> [Prompt]
Every line below that mentions the word "Ácido" should be copied out.

Data entries

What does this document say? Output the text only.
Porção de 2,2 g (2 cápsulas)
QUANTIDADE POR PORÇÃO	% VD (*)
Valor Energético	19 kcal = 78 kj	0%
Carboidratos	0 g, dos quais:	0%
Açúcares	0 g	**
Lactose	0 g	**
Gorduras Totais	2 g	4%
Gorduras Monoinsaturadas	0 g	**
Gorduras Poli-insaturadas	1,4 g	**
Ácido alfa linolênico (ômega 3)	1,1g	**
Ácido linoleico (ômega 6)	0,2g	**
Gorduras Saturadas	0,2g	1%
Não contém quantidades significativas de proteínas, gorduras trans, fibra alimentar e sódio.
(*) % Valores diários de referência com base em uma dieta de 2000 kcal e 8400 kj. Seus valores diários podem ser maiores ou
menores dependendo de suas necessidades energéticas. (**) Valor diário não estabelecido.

> [Full output]
Ácido alfa linolênico (ômega 3)	1,1g	**
Ácido linoleico (ômega 6)	0,2g	**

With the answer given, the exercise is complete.